Entries taken from a collection:
___

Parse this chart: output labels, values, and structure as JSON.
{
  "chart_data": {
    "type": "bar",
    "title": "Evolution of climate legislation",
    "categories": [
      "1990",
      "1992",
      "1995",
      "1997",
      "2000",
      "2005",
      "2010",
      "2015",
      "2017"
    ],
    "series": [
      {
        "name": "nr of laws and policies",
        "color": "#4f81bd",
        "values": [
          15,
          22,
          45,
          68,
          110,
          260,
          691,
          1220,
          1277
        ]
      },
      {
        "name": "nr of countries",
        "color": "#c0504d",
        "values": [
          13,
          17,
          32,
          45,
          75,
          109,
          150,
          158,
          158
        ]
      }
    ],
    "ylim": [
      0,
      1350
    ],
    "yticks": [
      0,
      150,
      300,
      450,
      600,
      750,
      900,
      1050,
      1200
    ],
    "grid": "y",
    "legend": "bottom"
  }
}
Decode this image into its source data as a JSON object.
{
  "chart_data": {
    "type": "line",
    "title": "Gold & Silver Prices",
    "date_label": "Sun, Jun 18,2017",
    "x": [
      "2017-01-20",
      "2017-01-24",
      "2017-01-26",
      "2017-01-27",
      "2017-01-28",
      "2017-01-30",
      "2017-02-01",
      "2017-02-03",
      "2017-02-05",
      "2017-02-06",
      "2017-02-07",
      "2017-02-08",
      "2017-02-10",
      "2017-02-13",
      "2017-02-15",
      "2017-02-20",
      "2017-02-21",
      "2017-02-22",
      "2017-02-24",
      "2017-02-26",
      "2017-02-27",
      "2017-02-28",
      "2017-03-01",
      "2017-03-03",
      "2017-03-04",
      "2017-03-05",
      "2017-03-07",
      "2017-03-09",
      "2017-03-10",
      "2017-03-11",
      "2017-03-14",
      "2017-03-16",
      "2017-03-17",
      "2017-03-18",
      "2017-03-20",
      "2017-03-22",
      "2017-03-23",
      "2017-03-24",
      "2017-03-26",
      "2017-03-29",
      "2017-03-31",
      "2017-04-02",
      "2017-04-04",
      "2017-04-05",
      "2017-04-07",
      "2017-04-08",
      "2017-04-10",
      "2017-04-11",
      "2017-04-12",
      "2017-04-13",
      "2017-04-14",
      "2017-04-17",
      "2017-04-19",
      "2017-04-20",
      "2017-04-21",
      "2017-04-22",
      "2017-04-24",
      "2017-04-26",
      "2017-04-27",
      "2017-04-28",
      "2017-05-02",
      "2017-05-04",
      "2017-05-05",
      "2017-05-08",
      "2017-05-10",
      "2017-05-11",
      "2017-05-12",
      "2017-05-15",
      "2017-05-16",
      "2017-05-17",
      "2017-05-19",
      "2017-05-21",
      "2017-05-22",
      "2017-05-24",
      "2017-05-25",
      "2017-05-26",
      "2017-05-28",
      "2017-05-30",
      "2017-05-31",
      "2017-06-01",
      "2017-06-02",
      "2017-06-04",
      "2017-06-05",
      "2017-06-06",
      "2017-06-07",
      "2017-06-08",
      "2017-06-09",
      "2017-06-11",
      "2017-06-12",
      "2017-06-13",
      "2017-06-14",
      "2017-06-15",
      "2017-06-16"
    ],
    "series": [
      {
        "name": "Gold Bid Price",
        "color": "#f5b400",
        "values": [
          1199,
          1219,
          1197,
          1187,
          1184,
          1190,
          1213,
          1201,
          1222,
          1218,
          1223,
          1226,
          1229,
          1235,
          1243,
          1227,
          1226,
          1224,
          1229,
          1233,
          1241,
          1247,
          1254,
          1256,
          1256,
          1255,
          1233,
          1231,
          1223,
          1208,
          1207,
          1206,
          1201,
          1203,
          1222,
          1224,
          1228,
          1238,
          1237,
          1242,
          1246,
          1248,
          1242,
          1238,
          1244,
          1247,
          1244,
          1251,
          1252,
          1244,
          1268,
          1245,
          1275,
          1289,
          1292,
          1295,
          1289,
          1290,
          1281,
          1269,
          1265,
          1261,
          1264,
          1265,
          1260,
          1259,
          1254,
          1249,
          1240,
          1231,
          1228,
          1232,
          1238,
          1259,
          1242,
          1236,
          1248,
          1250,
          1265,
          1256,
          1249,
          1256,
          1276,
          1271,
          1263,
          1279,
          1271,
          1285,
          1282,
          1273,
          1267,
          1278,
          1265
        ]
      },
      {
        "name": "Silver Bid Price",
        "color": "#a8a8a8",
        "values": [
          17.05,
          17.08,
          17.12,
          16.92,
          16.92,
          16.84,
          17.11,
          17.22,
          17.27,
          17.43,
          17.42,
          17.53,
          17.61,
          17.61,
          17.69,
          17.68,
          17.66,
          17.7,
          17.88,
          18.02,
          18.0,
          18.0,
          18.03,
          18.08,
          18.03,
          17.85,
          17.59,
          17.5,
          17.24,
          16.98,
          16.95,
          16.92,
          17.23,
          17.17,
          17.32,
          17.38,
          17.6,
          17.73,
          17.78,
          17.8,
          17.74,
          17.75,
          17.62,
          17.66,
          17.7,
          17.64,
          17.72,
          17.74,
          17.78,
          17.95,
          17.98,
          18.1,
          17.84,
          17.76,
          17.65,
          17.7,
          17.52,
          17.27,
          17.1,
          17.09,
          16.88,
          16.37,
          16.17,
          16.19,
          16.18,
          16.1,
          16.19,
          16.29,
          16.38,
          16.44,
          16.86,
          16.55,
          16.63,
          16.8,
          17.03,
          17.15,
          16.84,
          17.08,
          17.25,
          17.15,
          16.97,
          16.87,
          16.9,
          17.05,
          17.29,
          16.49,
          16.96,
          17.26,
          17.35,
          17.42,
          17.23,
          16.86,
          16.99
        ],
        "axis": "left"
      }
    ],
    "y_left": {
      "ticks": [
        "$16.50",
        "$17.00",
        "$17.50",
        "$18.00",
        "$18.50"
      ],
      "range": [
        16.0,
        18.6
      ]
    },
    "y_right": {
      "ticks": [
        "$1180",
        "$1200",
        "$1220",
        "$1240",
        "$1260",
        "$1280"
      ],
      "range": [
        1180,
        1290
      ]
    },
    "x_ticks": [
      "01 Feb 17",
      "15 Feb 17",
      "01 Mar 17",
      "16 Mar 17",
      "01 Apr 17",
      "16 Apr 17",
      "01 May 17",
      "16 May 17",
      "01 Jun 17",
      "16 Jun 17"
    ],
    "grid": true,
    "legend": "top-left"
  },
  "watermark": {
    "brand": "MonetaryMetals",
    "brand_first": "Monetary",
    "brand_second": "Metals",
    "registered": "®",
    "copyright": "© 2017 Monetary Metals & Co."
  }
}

___

[Work to do]
Please reproduce each line exactly as written.

[Final result]
Parse this chart: output labels, values, and structure as JSON.
{
  "chart_data": {
    "type": "bar",
    "title": "Evolution of climate legislation",
    "categories": [
      "1990",
      "1992",
      "1995",
      "1997",
      "2000",
      "2005",
      "2010",
      "2015",
      "2017"
    ],
    "series": [
      {
        "name": "nr of laws and policies",
        "color": "#4f81bd",
        "values": [
          15,
          22,
          45,
          68,
          110,
          260,
          691,
          1220,
          1277
        ]
      },
      {
        "name": "nr of countries",
        "color": "#c0504d",
        "values": [
          13,
          17,
          32,
          45,
          75,
          109,
          150,
          158,
          158
        ]
      }
    ],
    "ylim": [
      0,
      1350
    ],
    "yticks": [
      0,
      150,
      300,
      450,
      600,
      750,
      900,
      1050,
      1200
    ],
    "grid": "y",
    "legend": "bottom"
  }
}
Decode this image into its source data as a JSON object.
{
  "chart_data": {
    "type": "line",
    "title": "Gold & Silver Prices",
    "date_label": "Sun, Jun 18,2017",
    "x": [
      "2017-01-20",
      "2017-01-24",
      "2017-01-26",
      "2017-01-27",
      "2017-01-28",
      "2017-01-30",
      "2017-02-01",
      "2017-02-03",
      "2017-02-05",
      "2017-02-06",
      "2017-02-07",
      "2017-02-08",
      "2017-02-10",
      "2017-02-13",
      "2017-02-15",
      "2017-02-20",
      "2017-02-21",
      "2017-02-22",
      "2017-02-24",
      "2017-02-26",
      "2017-02-27",
      "2017-02-28",
      "2017-03-01",
      "2017-03-03",
      "2017-03-04",
      "2017-03-05",
      "2017-03-07",
      "2017-03-09",
      "2017-03-10",
      "2017-03-11",
      "2017-03-14",
      "2017-03-16",
      "2017-03-17",
      "2017-03-18",
      "2017-03-20",
      "2017-03-22",
      "2017-03-23",
      "2017-03-24",
      "2017-03-26",
      "2017-03-29",
      "2017-03-31",
      "2017-04-02",
      "2017-04-04",
      "2017-04-05",
      "2017-04-07",
      "2017-04-08",
      "2017-04-10",
      "2017-04-11",
      "2017-04-12",
      "2017-04-13",
      "2017-04-14",
      "2017-04-17",
      "2017-04-19",
      "2017-04-20",
      "2017-04-21",
      "2017-04-22",
      "2017-04-24",
      "2017-04-26",
      "2017-04-27",
      "2017-04-28",
      "2017-05-02",
      "2017-05-04",
      "2017-05-05",
      "2017-05-08",
      "2017-05-10",
      "2017-05-11",
      "2017-05-12",
      "2017-05-15",
      "2017-05-16",
      "2017-05-17",
      "2017-05-19",
      "2017-05-21",
      "2017-05-22",
      "2017-05-24",
      "2017-05-25",
      "2017-05-26",
      "2017-05-28",
      "2017-05-30",
      "2017-05-31",
      "2017-06-01",
      "2017-06-02",
      "2017-06-04",
      "2017-06-05",
      "2017-06-06",
      "2017-06-07",
      "2017-06-08",
      "2017-06-09",
      "2017-06-11",
      "2017-06-12",
      "2017-06-13",
      "2017-06-14",
      "2017-06-15",
      "2017-06-16"
    ],
    "series": [
      {
        "name": "Gold Bid Price",
        "color": "#f5b400",
        "values": [
          1199,
          1219,
          1197,
          1187,
          1184,
          1190,
          1213,
          1201,
          1222,
          1218,
          1223,
          1226,
          1229,
          1235,
          1243,
          1227,
          1226,
          1224,
          1229,
          1233,
          1241,
          1247,
          1254,
          1256,
          1256,
          1255,
          1233,
          1231,
          1223,
          1208,
          1207,
          1206,
          1201,
          1203,
          1222,
          1224,
          1228,
          1238,
          1237,
          1242,
          1246,
          1248,
          1242,
          1238,
          1244,
          1247,
          1244,
          1251,
          1252,
          1244,
          1268,
          1245,
          1275,
          1289,
          1292,
          1295,
          1289,
          1290,
          1281,
          1269,
          1265,
          1261,
          1264,
          1265,
          1260,
          1259,
          1254,
          1249,
          1240,
          1231,
          1228,
          1232,
          1238,
          1259,
          1242,
          1236,
          1248,
          1250,
          1265,
          1256,
          1249,
          1256,
          1276,
          1271,
          1263,
          1279,
          1271,
          1285,
          1282,
          1273,
          1267,
          1278,
          1265
        ]
      },
      {
        "name": "Silver Bid Price",
        "color": "#a8a8a8",
        "values": [
          17.05,
          17.08,
          17.12,
          16.92,
          16.92,
          16.84,
          17.11,
          17.22,
          17.27,
          17.43,
          17.42,
          17.53,
          17.61,
          17.61,
          17.69,
          17.68,
          17.66,
          17.7,
          17.88,
          18.02,
          18.0,
          18.0,
          18.03,
          18.08,
          18.03,
          17.85,
          17.59,
          17.5,
          17.24,
          16.98,
          16.95,
          16.92,
          17.23,
          17.17,
          17.32,
          17.38,
          17.6,
          17.73,
          17.78,
          17.8,
          17.74,
          17.75,
          17.62,
          17.66,
          17.7,
          17.64,
          17.72,
          17.74,
          17.78,
          17.95,
          17.98,
          18.1,
          17.84,
          17.76,
          17.65,
          17.7,
          17.52,
          17.27,
          17.1,
          17.09,
          16.88,
          16.37,
          16.17,
          16.19,
          16.18,
          16.1,
          16.19,
          16.29,
          16.38,
          16.44,
          16.86,
          16.55,
          16.63,
          16.8,
          17.03,
          17.15,
          16.84,
          17.08,
          17.25,
          17.15,
          16.97,
          16.87,
          16.9,
          17.05,
          17.29,
          16.49,
          16.96,
          17.26,
          17.35,
          17.42,
          17.23,
          16.86,
          16.99
        ],
        "axis": "left"
      }
    ],
    "y_left": {
      "ticks": [
        "$16.50",
        "$17.00",
        "$17.50",
        "$18.00",
        "$18.50"
      ],
      "range": [
        16.0,
        18.6
      ]
    },
    "y_right": {
      "ticks": [
        "$1180",
        "$1200",
        "$1220",
        "$1240",
        "$1260",
        "$1280"
      ],
      "range": [
        1180,
        1290
      ]
    },
    "x_ticks": [
      "01 Feb 17",
      "15 Feb 17",
      "01 Mar 17",
      "16 Mar 17",
      "01 Apr 17",
      "16 Apr 17",
      "01 May 17",
      "16 May 17",
      "01 Jun 17",
      "16 Jun 17"
    ],
    "grid": true,
    "legend": "top-left"
  },
  "watermark": {
    "brand": "MonetaryMetals",
    "brand_first": "Monetary",
    "brand_second": "Metals",
    "registered": "®",
    "copyright": "© 2017 Monetary Metals & Co."
  }
}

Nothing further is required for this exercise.